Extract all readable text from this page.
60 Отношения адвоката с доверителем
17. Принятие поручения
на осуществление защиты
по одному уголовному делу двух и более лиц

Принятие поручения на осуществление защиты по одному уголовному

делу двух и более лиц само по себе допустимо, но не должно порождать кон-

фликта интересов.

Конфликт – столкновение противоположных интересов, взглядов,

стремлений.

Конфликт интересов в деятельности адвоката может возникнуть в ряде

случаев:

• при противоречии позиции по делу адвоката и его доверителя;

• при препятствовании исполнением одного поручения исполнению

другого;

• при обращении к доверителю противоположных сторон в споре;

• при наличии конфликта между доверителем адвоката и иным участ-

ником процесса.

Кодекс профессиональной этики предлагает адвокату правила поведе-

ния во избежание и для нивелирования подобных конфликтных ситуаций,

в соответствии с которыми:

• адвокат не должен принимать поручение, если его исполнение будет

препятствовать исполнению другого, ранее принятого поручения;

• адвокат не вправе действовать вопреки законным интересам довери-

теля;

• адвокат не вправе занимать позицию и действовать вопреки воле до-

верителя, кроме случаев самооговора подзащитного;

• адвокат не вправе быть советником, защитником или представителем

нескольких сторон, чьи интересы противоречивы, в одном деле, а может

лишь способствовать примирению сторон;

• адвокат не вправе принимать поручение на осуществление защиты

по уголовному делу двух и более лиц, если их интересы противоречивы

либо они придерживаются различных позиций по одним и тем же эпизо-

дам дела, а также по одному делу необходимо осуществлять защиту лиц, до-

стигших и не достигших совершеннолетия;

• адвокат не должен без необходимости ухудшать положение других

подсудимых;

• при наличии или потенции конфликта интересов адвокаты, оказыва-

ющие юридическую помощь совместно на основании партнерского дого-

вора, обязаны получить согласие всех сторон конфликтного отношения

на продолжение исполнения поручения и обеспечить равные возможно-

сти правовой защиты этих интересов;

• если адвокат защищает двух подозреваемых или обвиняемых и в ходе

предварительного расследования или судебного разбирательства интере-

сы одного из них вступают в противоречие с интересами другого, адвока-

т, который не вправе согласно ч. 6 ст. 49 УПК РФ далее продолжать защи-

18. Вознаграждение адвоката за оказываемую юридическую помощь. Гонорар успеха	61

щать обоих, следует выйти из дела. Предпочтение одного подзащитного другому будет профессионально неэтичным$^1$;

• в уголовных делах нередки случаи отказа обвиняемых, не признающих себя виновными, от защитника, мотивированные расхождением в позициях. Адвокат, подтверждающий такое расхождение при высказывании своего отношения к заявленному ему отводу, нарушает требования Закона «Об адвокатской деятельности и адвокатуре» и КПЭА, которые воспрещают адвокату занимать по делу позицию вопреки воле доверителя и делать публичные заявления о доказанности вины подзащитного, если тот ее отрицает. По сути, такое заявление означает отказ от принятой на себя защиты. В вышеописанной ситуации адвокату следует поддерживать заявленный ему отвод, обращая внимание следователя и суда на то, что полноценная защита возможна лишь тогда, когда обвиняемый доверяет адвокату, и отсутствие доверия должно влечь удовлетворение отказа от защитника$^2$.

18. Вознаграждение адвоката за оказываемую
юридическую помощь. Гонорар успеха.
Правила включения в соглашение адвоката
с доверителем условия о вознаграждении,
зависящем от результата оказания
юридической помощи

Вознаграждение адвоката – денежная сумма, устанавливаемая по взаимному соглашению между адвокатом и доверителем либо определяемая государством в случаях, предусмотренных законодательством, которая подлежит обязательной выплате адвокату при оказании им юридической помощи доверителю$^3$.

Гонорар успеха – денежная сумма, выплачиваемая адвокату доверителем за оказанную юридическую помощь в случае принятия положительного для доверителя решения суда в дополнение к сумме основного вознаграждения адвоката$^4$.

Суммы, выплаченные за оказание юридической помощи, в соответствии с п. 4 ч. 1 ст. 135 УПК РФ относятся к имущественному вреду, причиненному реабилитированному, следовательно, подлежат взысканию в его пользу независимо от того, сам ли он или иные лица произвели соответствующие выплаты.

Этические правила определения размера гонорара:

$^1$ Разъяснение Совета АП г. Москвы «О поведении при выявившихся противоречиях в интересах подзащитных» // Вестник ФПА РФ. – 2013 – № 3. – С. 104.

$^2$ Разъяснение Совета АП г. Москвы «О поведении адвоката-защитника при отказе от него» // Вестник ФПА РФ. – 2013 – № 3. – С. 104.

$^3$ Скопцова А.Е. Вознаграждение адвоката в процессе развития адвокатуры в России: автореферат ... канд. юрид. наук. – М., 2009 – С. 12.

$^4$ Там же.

Task brief: Using the records above, pull out each line where the word "сторон" occurs.

Output below:
• при обращении к доверителю противоположных сторон в споре;
нескольких сторон, чьи интересы противоречивы, в одном деле, а может
лишь способствовать примирению сторон;
вора, обязаны получить согласие всех сторон конфликтного отношения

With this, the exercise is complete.